(TASK DIRECTIONS)
Can you restate the records below word for word?

===== SUPPLIED ENTRIES =====

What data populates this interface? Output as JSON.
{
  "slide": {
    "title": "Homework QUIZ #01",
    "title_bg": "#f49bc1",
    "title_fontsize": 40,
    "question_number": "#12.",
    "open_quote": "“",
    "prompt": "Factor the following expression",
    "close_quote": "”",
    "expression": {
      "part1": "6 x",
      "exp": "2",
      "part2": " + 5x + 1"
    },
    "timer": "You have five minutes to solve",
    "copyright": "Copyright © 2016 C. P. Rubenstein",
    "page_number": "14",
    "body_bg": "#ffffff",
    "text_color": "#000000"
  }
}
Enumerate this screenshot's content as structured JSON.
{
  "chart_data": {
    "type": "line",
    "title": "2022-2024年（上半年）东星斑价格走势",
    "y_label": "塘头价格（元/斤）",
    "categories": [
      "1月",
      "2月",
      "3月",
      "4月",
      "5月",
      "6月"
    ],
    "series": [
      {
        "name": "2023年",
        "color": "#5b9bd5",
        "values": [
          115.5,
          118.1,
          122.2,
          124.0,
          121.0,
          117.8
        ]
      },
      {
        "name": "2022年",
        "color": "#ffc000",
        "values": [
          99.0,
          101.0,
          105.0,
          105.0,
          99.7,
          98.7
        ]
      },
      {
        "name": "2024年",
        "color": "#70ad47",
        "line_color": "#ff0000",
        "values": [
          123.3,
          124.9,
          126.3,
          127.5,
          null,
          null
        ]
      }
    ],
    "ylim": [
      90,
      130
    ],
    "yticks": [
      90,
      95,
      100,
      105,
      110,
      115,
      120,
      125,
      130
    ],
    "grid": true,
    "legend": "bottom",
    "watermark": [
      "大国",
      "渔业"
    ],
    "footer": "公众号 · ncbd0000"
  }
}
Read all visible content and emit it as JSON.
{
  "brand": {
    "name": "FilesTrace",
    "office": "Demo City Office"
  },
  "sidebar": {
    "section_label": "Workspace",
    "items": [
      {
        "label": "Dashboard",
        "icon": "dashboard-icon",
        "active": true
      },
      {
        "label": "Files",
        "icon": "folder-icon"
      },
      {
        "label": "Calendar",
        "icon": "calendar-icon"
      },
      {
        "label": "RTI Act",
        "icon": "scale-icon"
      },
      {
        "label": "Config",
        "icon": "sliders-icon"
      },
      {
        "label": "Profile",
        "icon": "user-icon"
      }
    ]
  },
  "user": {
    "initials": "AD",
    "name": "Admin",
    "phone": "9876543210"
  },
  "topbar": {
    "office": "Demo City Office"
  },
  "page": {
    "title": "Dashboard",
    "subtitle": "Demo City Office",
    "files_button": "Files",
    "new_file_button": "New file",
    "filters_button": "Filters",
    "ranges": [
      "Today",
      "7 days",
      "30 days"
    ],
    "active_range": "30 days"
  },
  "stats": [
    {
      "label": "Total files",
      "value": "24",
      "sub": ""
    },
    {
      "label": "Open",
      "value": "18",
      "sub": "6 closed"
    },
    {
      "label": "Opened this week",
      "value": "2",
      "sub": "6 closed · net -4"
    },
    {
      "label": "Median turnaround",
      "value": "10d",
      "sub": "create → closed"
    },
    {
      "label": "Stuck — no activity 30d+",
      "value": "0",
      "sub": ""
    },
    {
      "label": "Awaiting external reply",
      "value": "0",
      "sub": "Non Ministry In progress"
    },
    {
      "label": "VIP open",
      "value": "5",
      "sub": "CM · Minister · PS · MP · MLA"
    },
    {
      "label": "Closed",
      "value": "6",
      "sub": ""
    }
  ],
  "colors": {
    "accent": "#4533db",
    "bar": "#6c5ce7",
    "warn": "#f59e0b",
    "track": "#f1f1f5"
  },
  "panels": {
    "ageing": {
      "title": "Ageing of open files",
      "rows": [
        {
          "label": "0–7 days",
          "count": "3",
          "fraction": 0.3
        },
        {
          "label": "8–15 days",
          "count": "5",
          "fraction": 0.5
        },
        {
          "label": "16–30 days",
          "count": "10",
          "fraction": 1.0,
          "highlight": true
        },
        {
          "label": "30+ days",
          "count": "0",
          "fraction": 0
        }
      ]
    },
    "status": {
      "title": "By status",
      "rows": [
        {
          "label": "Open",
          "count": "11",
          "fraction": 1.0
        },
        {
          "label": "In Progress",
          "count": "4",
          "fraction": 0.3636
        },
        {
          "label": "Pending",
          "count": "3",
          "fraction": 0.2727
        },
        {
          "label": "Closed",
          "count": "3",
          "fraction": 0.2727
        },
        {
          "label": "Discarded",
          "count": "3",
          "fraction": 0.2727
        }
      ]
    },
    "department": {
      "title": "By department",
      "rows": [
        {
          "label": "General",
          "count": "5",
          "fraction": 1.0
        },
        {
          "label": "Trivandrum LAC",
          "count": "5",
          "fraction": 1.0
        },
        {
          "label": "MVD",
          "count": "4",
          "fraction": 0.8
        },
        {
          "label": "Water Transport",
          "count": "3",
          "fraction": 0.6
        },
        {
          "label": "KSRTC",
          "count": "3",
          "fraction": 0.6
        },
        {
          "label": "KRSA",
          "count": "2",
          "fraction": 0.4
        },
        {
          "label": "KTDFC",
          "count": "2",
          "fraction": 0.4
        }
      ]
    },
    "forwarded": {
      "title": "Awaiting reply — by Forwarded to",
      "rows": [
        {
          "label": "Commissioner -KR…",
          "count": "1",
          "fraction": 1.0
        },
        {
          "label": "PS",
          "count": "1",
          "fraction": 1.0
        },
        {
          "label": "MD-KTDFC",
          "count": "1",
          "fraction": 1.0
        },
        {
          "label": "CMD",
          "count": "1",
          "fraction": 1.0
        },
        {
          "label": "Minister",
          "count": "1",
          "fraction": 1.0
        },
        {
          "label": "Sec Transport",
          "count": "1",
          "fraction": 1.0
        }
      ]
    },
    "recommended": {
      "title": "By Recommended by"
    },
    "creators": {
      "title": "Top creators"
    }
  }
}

=====

(FULL SOLUTION)
What data populates this interface? Output as JSON.
{
  "slide": {
    "title": "Homework QUIZ #01",
    "title_bg": "#f49bc1",
    "title_fontsize": 40,
    "question_number": "#12.",
    "open_quote": "“",
    "prompt": "Factor the following expression",
    "close_quote": "”",
    "expression": {
      "part1": "6 x",
      "exp": "2",
      "part2": " + 5x + 1"
    },
    "timer": "You have five minutes to solve",
    "copyright": "Copyright © 2016 C. P. Rubenstein",
    "page_number": "14",
    "body_bg": "#ffffff",
    "text_color": "#000000"
  }
}
Enumerate this screenshot's content as structured JSON.
{
  "chart_data": {
    "type": "line",
    "title": "2022-2024年（上半年）东星斑价格走势",
    "y_label": "塘头价格（元/斤）",
    "categories": [
      "1月",
      "2月",
      "3月",
      "4月",
      "5月",
      "6月"
    ],
    "series": [
      {
        "name": "2023年",
        "color": "#5b9bd5",
        "values": [
          115.5,
          118.1,
          122.2,
          124.0,
          121.0,
          117.8
        ]
      },
      {
        "name": "2022年",
        "color": "#ffc000",
        "values": [
          99.0,
          101.0,
          105.0,
          105.0,
          99.7,
          98.7
        ]
      },
      {
        "name": "2024年",
        "color": "#70ad47",
        "line_color": "#ff0000",
        "values": [
          123.3,
          124.9,
          126.3,
          127.5,
          null,
          null
        ]
      }
    ],
    "ylim": [
      90,
      130
    ],
    "yticks": [
      90,
      95,
      100,
      105,
      110,
      115,
      120,
      125,
      130
    ],
    "grid": true,
    "legend": "bottom",
    "watermark": [
      "大国",
      "渔业"
    ],
    "footer": "公众号 · ncbd0000"
  }
}
Read all visible content and emit it as JSON.
{
  "brand": {
    "name": "FilesTrace",
    "office": "Demo City Office"
  },
  "sidebar": {
    "section_label": "Workspace",
    "items": [
      {
        "label": "Dashboard",
        "icon": "dashboard-icon",
        "active": true
      },
      {
        "label": "Files",
        "icon": "folder-icon"
      },
      {
        "label": "Calendar",
        "icon": "calendar-icon"
      },
      {
        "label": "RTI Act",
        "icon": "scale-icon"
      },
      {
        "label": "Config",
        "icon": "sliders-icon"
      },
      {
        "label": "Profile",
        "icon": "user-icon"
      }
    ]
  },
  "user": {
    "initials": "AD",
    "name": "Admin",
    "phone": "9876543210"
  },
  "topbar": {
    "office": "Demo City Office"
  },
  "page": {
    "title": "Dashboard",
    "subtitle": "Demo City Office",
    "files_button": "Files",
    "new_file_button": "New file",
    "filters_button": "Filters",
    "ranges": [
      "Today",
      "7 days",
      "30 days"
    ],
    "active_range": "30 days"
  },
  "stats": [
    {
      "label": "Total files",
      "value": "24",
      "sub": ""
    },
    {
      "label": "Open",
      "value": "18",
      "sub": "6 closed"
    },
    {
      "label": "Opened this week",
      "value": "2",
      "sub": "6 closed · net -4"
    },
    {
      "label": "Median turnaround",
      "value": "10d",
      "sub": "create → closed"
    },
    {
      "label": "Stuck — no activity 30d+",
      "value": "0",
      "sub": ""
    },
    {
      "label": "Awaiting external reply",
      "value": "0",
      "sub": "Non Ministry In progress"
    },
    {
      "label": "VIP open",
      "value": "5",
      "sub": "CM · Minister · PS · MP · MLA"
    },
    {
      "label": "Closed",
      "value": "6",
      "sub": ""
    }
  ],
  "colors": {
    "accent": "#4533db",
    "bar": "#6c5ce7",
    "warn": "#f59e0b",
    "track": "#f1f1f5"
  },
  "panels": {
    "ageing": {
      "title": "Ageing of open files",
      "rows": [
        {
          "label": "0–7 days",
          "count": "3",
          "fraction": 0.3
        },
        {
          "label": "8–15 days",
          "count": "5",
          "fraction": 0.5
        },
        {
          "label": "16–30 days",
          "count": "10",
          "fraction": 1.0,
          "highlight": true
        },
        {
          "label": "30+ days",
          "count": "0",
          "fraction": 0
        }
      ]
    },
    "status": {
      "title": "By status",
      "rows": [
        {
          "label": "Open",
          "count": "11",
          "fraction": 1.0
        },
        {
          "label": "In Progress",
          "count": "4",
          "fraction": 0.3636
        },
        {
          "label": "Pending",
          "count": "3",
          "fraction": 0.2727
        },
        {
          "label": "Closed",
          "count": "3",
          "fraction": 0.2727
        },
        {
          "label": "Discarded",
          "count": "3",
          "fraction": 0.2727
        }
      ]
    },
    "department": {
      "title": "By department",
      "rows": [
        {
          "label": "General",
          "count": "5",
          "fraction": 1.0
        },
        {
          "label": "Trivandrum LAC",
          "count": "5",
          "fraction": 1.0
        },
        {
          "label": "MVD",
          "count": "4",
          "fraction": 0.8
        },
        {
          "label": "Water Transport",
          "count": "3",
          "fraction": 0.6
        },
        {
          "label": "KSRTC",
          "count": "3",
          "fraction": 0.6
        },
        {
          "label": "KRSA",
          "count": "2",
          "fraction": 0.4
        },
        {
          "label": "KTDFC",
          "count": "2",
          "fraction": 0.4
        }
      ]
    },
    "forwarded": {
      "title": "Awaiting reply — by Forwarded to",
      "rows": [
        {
          "label": "Commissioner -KR…",
          "count": "1",
          "fraction": 1.0
        },
        {
          "label": "PS",
          "count": "1",
          "fraction": 1.0
        },
        {
          "label": "MD-KTDFC",
          "count": "1",
          "fraction": 1.0
        },
        {
          "label": "CMD",
          "count": "1",
          "fraction": 1.0
        },
        {
          "label": "Minister",
          "count": "1",
          "fraction": 1.0
        },
        {
          "label": "Sec Transport",
          "count": "1",
          "fraction": 1.0
        }
      ]
    },
    "recommended": {
      "title": "By Recommended by"
    },
    "creators": {
      "title": "Top creators"
    }
  }
}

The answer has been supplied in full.